What you will do: Starting at the line that contains "Read this page and output its text content.", quote each line exactly through the last line of the entries, both included.

Recorded data:
⟨

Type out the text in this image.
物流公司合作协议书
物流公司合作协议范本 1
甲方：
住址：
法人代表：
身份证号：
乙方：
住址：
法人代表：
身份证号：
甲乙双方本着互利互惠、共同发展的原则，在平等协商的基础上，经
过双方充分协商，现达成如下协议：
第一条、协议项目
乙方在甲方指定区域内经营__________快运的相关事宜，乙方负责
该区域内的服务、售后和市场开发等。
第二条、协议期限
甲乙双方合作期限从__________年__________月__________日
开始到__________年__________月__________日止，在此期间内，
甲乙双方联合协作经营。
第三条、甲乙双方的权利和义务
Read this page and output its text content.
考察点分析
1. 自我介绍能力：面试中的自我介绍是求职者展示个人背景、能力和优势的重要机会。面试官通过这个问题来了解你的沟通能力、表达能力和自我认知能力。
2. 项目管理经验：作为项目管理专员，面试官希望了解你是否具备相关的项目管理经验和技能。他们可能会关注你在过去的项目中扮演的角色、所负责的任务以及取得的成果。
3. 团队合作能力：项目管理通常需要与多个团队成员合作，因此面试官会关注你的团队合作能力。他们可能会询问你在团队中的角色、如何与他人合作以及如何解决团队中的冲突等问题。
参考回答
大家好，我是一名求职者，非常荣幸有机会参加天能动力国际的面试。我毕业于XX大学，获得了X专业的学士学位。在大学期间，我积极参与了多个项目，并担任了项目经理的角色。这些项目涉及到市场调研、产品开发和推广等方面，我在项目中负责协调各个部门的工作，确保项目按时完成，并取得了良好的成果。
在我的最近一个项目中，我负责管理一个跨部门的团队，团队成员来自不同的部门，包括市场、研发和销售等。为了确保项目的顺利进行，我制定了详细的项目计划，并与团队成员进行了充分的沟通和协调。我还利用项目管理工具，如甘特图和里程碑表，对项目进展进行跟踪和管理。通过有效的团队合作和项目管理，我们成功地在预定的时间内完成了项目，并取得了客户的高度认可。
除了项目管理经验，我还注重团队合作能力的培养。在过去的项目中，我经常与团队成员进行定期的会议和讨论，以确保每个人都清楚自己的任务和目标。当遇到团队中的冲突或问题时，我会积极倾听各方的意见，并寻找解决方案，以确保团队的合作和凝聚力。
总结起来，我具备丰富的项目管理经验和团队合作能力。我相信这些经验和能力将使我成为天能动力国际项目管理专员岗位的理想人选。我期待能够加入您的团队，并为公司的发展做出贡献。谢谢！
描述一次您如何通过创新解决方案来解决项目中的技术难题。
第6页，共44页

⟩

Expected answer:
Read this page and output its text content.
考察点分析
1. 自我介绍能力：面试中的自我介绍是求职者展示个人背景、能力和优势的重要机会。面试官通过这个问题来了解你的沟通能力、表达能力和自我认知能力。
2. 项目管理经验：作为项目管理专员，面试官希望了解你是否具备相关的项目管理经验和技能。他们可能会关注你在过去的项目中扮演的角色、所负责的任务以及取得的成果。
3. 团队合作能力：项目管理通常需要与多个团队成员合作，因此面试官会关注你的团队合作能力。他们可能会询问你在团队中的角色、如何与他人合作以及如何解决团队中的冲突等问题。
参考回答
大家好，我是一名求职者，非常荣幸有机会参加天能动力国际的面试。我毕业于XX大学，获得了X专业的学士学位。在大学期间，我积极参与了多个项目，并担任了项目经理的角色。这些项目涉及到市场调研、产品开发和推广等方面，我在项目中负责协调各个部门的工作，确保项目按时完成，并取得了良好的成果。
在我的最近一个项目中，我负责管理一个跨部门的团队，团队成员来自不同的部门，包括市场、研发和销售等。为了确保项目的顺利进行，我制定了详细的项目计划，并与团队成员进行了充分的沟通和协调。我还利用项目管理工具，如甘特图和里程碑表，对项目进展进行跟踪和管理。通过有效的团队合作和项目管理，我们成功地在预定的时间内完成了项目，并取得了客户的高度认可。
除了项目管理经验，我还注重团队合作能力的培养。在过去的项目中，我经常与团队成员进行定期的会议和讨论，以确保每个人都清楚自己的任务和目标。当遇到团队中的冲突或问题时，我会积极倾听各方的意见，并寻找解决方案，以确保团队的合作和凝聚力。
总结起来，我具备丰富的项目管理经验和团队合作能力。我相信这些经验和能力将使我成为天能动力国际项目管理专员岗位的理想人选。我期待能够加入您的团队，并为公司的发展做出贡献。谢谢！
描述一次您如何通过创新解决方案来解决项目中的技术难题。
第6页，共44页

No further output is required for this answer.